■ Problem details
Output every line below exactly.

■ Records supplied

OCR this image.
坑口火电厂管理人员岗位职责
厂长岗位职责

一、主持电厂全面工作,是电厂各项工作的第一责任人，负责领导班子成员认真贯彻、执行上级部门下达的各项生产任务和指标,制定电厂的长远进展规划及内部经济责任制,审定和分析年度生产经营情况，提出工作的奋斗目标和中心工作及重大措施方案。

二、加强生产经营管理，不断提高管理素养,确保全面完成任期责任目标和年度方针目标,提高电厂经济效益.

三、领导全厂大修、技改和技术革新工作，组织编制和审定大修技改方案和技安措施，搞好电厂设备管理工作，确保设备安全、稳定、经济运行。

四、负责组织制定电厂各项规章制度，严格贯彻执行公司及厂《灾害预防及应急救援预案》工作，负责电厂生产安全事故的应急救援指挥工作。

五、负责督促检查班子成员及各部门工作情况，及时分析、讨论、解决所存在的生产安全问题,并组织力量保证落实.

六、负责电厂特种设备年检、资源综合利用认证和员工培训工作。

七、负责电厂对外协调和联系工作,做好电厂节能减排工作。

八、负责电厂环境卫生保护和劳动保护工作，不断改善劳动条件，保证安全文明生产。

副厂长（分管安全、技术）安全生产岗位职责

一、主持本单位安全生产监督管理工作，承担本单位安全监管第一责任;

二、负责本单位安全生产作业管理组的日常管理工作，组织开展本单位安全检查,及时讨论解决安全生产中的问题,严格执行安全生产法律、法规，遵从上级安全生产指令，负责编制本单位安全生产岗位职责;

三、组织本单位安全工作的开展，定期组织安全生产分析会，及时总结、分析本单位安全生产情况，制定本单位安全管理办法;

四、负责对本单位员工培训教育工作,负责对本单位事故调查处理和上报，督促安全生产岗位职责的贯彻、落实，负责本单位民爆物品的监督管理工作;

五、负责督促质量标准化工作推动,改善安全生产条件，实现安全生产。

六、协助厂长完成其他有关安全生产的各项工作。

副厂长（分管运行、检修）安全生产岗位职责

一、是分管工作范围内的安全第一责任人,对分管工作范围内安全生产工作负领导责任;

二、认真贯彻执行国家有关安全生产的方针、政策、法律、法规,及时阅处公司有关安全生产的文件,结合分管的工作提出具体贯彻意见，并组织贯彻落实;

■ In response
OCR this image.
坑口火电厂管理人员岗位职责
厂长岗位职责

一、主持电厂全面工作,是电厂各项工作的第一责任人，负责领导班子成员认真贯彻、执行上级部门下达的各项生产任务和指标,制定电厂的长远进展规划及内部经济责任制,审定和分析年度生产经营情况，提出工作的奋斗目标和中心工作及重大措施方案。

二、加强生产经营管理，不断提高管理素养,确保全面完成任期责任目标和年度方针目标,提高电厂经济效益.

三、领导全厂大修、技改和技术革新工作，组织编制和审定大修技改方案和技安措施，搞好电厂设备管理工作，确保设备安全、稳定、经济运行。

四、负责组织制定电厂各项规章制度，严格贯彻执行公司及厂《灾害预防及应急救援预案》工作，负责电厂生产安全事故的应急救援指挥工作。

五、负责督促检查班子成员及各部门工作情况，及时分析、讨论、解决所存在的生产安全问题,并组织力量保证落实.

六、负责电厂特种设备年检、资源综合利用认证和员工培训工作。

七、负责电厂对外协调和联系工作,做好电厂节能减排工作。

八、负责电厂环境卫生保护和劳动保护工作，不断改善劳动条件，保证安全文明生产。

副厂长（分管安全、技术）安全生产岗位职责

一、主持本单位安全生产监督管理工作，承担本单位安全监管第一责任;

二、负责本单位安全生产作业管理组的日常管理工作，组织开展本单位安全检查,及时讨论解决安全生产中的问题,严格执行安全生产法律、法规，遵从上级安全生产指令，负责编制本单位安全生产岗位职责;

三、组织本单位安全工作的开展，定期组织安全生产分析会，及时总结、分析本单位安全生产情况，制定本单位安全管理办法;

四、负责对本单位员工培训教育工作,负责对本单位事故调查处理和上报，督促安全生产岗位职责的贯彻、落实，负责本单位民爆物品的监督管理工作;

五、负责督促质量标准化工作推动,改善安全生产条件，实现安全生产。

六、协助厂长完成其他有关安全生产的各项工作。

副厂长（分管运行、检修）安全生产岗位职责

一、是分管工作范围内的安全第一责任人,对分管工作范围内安全生产工作负领导责任;

二、认真贯彻执行国家有关安全生产的方针、政策、法律、法规,及时阅处公司有关安全生产的文件,结合分管的工作提出具体贯彻意见，并组织贯彻落实;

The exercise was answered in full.